▸ **Work to be completed**
Identify each line containing the word "renouvellement" and copy it.

▸ **Raw records**

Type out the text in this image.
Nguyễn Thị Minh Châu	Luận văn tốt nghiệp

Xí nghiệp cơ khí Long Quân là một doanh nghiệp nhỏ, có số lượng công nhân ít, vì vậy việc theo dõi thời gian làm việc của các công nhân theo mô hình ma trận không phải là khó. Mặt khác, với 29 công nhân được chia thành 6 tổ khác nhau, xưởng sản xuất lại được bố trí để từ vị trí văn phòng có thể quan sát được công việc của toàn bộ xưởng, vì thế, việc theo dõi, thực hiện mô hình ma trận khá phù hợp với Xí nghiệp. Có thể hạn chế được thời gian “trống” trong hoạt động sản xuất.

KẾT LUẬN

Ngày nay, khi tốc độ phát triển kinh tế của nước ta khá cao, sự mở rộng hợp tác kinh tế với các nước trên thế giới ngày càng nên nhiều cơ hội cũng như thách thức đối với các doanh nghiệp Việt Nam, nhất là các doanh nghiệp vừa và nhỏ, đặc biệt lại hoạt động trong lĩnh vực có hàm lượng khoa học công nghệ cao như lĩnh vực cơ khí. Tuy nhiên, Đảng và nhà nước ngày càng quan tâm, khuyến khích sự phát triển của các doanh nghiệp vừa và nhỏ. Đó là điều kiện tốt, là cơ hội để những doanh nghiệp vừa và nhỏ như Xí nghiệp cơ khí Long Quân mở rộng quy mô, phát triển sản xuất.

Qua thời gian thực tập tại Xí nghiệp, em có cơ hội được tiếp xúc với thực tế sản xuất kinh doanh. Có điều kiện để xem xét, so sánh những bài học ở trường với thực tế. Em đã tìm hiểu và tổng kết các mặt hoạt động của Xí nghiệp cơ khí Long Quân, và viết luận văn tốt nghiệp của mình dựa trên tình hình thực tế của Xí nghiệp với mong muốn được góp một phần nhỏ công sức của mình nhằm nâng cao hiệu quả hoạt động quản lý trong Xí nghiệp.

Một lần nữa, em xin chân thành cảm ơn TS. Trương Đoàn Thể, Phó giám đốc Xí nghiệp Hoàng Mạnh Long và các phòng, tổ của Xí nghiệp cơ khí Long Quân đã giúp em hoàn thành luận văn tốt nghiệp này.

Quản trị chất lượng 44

==

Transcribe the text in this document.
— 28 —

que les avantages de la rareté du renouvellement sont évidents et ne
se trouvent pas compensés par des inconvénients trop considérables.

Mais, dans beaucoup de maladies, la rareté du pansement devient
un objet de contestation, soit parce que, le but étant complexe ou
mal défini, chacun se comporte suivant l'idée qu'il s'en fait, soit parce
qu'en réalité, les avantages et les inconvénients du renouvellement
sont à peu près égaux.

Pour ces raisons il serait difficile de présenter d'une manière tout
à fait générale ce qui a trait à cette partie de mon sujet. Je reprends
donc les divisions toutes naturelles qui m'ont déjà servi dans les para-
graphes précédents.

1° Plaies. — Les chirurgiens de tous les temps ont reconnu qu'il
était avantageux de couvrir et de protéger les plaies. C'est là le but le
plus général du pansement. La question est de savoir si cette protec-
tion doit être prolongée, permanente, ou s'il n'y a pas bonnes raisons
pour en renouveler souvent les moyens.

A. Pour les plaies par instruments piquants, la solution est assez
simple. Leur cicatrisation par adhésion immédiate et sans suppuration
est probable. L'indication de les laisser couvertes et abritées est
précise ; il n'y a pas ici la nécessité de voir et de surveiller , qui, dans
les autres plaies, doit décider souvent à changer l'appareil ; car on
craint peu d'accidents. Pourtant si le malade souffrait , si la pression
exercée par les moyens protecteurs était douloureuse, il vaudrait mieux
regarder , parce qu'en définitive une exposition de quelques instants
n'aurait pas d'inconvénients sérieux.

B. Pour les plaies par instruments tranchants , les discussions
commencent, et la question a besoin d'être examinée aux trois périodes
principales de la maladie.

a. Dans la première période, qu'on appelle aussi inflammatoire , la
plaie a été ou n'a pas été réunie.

--

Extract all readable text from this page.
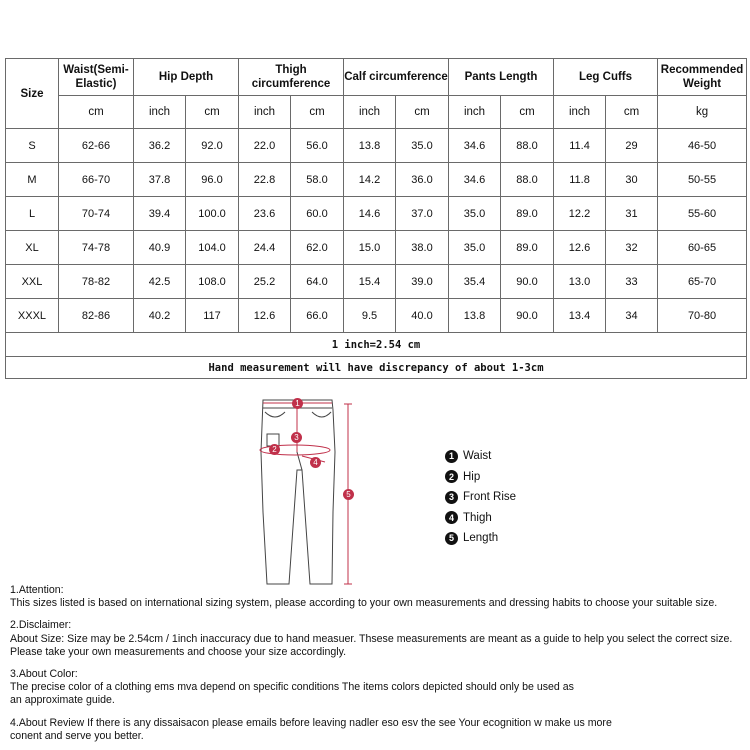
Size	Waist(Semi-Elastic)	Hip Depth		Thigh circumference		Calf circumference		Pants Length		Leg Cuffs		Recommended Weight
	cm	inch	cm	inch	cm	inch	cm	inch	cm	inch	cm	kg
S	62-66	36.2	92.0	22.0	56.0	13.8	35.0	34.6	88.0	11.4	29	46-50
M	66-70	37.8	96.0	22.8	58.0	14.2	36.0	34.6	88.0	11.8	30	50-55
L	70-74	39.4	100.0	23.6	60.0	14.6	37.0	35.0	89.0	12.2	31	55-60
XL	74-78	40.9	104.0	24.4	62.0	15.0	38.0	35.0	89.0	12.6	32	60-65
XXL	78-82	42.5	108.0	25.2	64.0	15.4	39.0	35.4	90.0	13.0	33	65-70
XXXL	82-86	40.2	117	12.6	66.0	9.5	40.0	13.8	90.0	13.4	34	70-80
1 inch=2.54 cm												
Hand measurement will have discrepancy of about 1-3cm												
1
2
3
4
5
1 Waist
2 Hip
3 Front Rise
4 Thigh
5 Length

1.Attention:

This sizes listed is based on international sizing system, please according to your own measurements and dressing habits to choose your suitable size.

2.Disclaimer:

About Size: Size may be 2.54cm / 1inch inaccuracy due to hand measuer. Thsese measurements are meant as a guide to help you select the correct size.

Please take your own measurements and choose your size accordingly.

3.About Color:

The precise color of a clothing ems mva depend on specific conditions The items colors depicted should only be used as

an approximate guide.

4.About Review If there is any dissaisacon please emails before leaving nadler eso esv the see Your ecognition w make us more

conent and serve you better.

▸ **Problem solution**
que les avantages de la rareté du renouvellement sont évidents et ne
qu'en réalité, les avantages et les inconvénients du renouvellement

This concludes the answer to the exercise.